**Given instruction:** The required output is the line that contains "Output a JSON" plus every line after it in the listing below, copied exactly as it appears.

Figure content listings
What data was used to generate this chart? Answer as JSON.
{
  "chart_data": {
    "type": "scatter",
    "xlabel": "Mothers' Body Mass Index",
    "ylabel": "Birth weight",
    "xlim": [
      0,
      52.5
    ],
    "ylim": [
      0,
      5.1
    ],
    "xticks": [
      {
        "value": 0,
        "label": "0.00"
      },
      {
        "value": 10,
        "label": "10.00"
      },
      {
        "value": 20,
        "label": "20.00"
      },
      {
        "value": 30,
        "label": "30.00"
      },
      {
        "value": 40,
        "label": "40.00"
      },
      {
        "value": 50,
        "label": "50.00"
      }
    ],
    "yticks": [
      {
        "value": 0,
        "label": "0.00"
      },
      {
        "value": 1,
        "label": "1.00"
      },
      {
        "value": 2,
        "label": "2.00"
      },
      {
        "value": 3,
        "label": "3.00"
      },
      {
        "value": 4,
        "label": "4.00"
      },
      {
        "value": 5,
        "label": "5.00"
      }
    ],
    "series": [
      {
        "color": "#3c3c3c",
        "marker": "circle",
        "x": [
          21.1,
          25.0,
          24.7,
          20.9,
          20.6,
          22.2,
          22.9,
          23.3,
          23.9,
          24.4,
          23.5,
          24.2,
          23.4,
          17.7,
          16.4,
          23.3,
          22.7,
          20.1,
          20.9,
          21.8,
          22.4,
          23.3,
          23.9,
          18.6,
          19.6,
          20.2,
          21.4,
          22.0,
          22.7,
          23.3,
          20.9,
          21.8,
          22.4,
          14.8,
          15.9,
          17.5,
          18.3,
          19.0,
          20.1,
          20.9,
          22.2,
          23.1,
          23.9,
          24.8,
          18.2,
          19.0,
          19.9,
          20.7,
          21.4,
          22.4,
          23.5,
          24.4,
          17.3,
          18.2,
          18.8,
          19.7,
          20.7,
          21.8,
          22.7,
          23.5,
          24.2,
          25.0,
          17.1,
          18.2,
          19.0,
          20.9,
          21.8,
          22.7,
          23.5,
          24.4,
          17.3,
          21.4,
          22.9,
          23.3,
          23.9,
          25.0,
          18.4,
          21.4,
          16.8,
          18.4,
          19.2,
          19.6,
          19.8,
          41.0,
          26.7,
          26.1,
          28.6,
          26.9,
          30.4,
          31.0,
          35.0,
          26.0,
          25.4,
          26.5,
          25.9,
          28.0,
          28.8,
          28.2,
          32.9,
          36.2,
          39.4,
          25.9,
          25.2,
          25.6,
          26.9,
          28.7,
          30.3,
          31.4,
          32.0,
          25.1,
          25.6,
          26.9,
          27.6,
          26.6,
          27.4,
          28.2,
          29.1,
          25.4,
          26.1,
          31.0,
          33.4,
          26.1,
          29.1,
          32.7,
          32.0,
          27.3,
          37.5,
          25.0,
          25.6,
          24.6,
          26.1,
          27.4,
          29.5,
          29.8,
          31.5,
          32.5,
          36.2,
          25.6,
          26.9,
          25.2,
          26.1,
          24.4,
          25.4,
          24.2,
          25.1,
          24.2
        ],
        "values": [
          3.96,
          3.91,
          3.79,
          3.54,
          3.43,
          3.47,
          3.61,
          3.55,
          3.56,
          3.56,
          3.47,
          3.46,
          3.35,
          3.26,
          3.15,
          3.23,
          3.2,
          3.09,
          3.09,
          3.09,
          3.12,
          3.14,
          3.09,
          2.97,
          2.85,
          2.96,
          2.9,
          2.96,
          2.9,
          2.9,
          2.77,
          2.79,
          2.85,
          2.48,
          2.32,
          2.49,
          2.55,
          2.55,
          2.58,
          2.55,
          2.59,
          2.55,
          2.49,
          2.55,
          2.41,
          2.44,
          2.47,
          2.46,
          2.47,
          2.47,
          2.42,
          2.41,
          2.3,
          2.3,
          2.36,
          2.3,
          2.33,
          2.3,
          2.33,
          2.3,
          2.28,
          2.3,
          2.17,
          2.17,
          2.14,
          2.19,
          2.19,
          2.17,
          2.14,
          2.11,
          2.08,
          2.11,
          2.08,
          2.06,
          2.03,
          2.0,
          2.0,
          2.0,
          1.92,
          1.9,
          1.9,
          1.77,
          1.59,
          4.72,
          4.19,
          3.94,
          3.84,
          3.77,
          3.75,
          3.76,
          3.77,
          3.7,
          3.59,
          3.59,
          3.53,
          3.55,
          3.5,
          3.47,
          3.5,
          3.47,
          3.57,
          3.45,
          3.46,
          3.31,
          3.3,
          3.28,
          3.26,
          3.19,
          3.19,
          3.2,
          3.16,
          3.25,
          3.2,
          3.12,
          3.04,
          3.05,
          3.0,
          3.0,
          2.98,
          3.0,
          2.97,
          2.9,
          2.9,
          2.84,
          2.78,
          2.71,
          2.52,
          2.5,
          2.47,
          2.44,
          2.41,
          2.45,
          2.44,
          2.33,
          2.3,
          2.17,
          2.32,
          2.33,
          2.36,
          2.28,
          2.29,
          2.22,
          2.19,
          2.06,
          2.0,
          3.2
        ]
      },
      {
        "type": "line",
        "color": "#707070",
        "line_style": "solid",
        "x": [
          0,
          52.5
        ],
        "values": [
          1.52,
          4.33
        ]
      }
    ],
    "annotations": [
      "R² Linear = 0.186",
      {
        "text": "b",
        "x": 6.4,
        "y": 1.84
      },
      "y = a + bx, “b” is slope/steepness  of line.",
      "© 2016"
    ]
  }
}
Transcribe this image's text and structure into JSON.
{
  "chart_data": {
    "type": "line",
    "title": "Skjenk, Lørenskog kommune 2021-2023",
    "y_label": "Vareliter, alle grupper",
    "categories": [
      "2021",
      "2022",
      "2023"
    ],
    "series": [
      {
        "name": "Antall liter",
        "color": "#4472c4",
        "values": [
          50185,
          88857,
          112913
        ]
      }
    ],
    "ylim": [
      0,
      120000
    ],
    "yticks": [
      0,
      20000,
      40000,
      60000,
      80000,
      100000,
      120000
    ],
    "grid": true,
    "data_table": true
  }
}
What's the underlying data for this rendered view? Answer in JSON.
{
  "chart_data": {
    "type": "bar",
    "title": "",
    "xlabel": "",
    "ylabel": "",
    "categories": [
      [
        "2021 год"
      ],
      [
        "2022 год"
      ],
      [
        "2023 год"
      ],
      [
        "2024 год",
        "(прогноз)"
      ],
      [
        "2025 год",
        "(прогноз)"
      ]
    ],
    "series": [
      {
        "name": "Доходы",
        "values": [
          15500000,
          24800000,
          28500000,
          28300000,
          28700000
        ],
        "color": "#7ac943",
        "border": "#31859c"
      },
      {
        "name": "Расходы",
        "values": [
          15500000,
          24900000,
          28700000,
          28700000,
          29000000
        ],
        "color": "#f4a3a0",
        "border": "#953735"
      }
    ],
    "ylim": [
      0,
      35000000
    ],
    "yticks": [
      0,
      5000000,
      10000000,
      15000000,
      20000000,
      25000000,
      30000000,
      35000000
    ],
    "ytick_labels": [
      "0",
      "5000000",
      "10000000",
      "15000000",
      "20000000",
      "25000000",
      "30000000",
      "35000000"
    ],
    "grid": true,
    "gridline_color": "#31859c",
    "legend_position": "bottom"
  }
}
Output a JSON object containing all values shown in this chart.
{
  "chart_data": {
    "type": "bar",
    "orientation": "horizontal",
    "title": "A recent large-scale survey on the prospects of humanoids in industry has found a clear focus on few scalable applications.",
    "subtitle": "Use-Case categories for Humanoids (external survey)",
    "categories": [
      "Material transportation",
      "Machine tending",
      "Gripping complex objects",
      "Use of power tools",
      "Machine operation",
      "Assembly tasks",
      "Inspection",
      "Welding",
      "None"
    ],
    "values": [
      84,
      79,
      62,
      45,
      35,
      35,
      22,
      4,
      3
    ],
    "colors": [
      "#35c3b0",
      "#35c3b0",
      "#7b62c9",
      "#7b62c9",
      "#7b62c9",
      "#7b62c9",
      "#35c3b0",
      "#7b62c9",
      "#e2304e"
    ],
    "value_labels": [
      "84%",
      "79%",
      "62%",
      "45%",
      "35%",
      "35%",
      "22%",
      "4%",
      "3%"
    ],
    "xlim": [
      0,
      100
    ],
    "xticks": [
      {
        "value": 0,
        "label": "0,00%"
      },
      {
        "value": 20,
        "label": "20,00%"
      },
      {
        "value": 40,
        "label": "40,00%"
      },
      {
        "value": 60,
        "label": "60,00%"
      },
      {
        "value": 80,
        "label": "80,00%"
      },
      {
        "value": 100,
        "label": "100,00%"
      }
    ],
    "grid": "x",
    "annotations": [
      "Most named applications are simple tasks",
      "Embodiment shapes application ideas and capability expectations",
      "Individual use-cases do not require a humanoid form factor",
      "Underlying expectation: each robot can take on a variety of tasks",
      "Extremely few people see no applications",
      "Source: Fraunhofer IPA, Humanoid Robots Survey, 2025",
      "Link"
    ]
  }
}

**Result:**
Output a JSON object containing all values shown in this chart.
{
  "chart_data": {
    "type": "bar",
    "orientation": "horizontal",
    "title": "A recent large-scale survey on the prospects of humanoids in industry has found a clear focus on few scalable applications.",
    "subtitle": "Use-Case categories for Humanoids (external survey)",
    "categories": [
      "Material transportation",
      "Machine tending",
      "Gripping complex objects",
      "Use of power tools",
      "Machine operation",
      "Assembly tasks",
      "Inspection",
      "Welding",
      "None"
    ],
    "values": [
      84,
      79,
      62,
      45,
      35,
      35,
      22,
      4,
      3
    ],
    "colors": [
      "#35c3b0",
      "#35c3b0",
      "#7b62c9",
      "#7b62c9",
      "#7b62c9",
      "#7b62c9",
      "#35c3b0",
      "#7b62c9",
      "#e2304e"
    ],
    "value_labels": [
      "84%",
      "79%",
      "62%",
      "45%",
      "35%",
      "35%",
      "22%",
      "4%",
      "3%"
    ],
    "xlim": [
      0,
      100
    ],
    "xticks": [
      {
        "value": 0,
        "label": "0,00%"
      },
      {
        "value": 20,
        "label": "20,00%"
      },
      {
        "value": 40,
        "label": "40,00%"
      },
      {
        "value": 60,
        "label": "60,00%"
      },
      {
        "value": 80,
        "label": "80,00%"
      },
      {
        "value": 100,
        "label": "100,00%"
      }
    ],
    "grid": "x",
    "annotations": [
      "Most named applications are simple tasks",
      "Embodiment shapes application ideas and capability expectations",
      "Individual use-cases do not require a humanoid form factor",
      "Underlying expectation: each robot can take on a variety of tasks",
      "Extremely few people see no applications",
      "Source: Fraunhofer IPA, Humanoid Robots Survey, 2025",
      "Link"
    ]
  }
}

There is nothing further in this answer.